**TASK REQUIREMENTS:**
Could you go on with the UPS e-commerce article from where it stops?

**PAGE EXCERPT:**
* * * * * * * * *
Executive Briefings

UPS Reports Weak Earnings, Work to Do on E-Commerce

United Parcel Service Inc.'s holiday-season scorecard is out, and for the third year in four it reads e-commerce: 1, company: 0.

The $96bn package-delivery company last week reported weaker-than-expected earnings-per-share for its peak holiday quarter and underwhelmed analysts with its outlook for 2017. A significant part of UPS's earnings woes are related to the strong U.S. dollar, but the company also cited a huge (11.5 percent) surge in shipments to residences from businesses. That online shopping boost is great for revenue, but not for margins. UPS's brown trucks typically only drop off one package at a time when they deliver to homes and have to make more frequent stops, resulting in higher costs.

Feeling the Pinch

It's the latest example of UPS getting caught somewhat flatfooted by the e-commerce boom, and that's making the threat posed by Amazon.com Inc.'s recent interest in starting its own logistics business loom all the larger. UPS and its rival FedEx Corp. have tried to downplay the immediate impact of having the e-commerce giant as a competitor and Amazon for its part has insisted it's trying to supplement the carriers rather than replace them, despite a steady drumbeat of investments in shipping capabilities.
* * * * * * * * *
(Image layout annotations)
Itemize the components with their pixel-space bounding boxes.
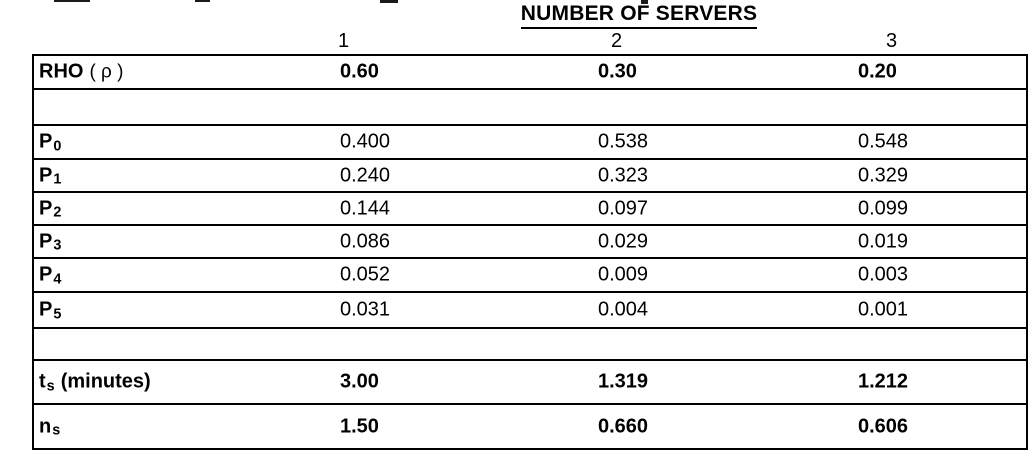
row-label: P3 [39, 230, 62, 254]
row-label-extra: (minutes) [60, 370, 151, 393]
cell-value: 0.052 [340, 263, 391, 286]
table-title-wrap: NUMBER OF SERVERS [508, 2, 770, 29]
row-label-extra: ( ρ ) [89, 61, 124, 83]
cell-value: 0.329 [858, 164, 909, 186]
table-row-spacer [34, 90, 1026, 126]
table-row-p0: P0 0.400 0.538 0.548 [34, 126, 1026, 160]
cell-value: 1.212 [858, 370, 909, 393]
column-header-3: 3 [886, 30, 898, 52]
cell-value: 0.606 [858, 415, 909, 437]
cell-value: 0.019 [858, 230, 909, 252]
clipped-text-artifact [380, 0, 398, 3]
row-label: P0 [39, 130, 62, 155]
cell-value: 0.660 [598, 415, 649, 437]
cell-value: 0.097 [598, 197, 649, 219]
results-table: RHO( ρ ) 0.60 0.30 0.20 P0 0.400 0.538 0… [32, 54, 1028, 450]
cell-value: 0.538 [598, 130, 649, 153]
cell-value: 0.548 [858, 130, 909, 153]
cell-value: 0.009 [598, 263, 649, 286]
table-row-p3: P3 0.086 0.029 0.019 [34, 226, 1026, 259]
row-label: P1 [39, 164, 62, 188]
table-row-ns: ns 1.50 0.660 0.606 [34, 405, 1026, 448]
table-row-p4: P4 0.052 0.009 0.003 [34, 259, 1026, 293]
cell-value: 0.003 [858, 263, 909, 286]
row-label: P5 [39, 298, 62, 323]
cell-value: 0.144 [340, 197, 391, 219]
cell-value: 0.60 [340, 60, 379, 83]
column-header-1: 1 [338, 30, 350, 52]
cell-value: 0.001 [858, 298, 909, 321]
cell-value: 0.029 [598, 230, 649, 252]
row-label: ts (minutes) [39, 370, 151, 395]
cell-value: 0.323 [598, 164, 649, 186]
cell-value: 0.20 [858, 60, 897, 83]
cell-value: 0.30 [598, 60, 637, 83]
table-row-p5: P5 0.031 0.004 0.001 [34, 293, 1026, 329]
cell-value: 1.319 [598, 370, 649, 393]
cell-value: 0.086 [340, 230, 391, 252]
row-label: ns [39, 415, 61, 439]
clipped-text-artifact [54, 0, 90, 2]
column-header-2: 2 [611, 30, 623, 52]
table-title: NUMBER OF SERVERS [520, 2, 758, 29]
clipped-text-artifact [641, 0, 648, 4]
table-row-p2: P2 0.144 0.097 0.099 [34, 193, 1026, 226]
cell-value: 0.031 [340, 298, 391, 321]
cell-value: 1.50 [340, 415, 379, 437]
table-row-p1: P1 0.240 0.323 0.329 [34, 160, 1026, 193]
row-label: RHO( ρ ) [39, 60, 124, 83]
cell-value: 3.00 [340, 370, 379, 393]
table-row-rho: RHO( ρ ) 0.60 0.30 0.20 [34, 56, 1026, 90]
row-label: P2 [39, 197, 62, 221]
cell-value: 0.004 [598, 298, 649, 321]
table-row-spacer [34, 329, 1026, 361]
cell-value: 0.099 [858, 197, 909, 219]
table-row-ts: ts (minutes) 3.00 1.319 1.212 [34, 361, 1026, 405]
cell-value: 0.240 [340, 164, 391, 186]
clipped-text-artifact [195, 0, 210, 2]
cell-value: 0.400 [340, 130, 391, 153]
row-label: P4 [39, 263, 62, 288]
* * * * * * * * *
**REPLY:**
And yet, UPS keeps giving investors reason to be concerned. After being under-prepared for the holiday rush in 2013 and over-prepared in 2014, UPS finally seemed to get a handle on package volume and hiring for its peak season in 2015. To its credit, it appears to have been successful on that front again in 2016. But delivering packages on time is one thing; doing so at a manageable cost is another and that's what threw things off kilter. UPS shares dropped as much as 7.1 percent.

Riding the wave of its 2015 holiday season triumph, UPS initiated 2016 guidance for as much as $5.90 in adjusted EPS last February, reconfirming that call as recently as November. The actual full-year profit it reported last week was $5.75, within its guidance range but closer to the lower end.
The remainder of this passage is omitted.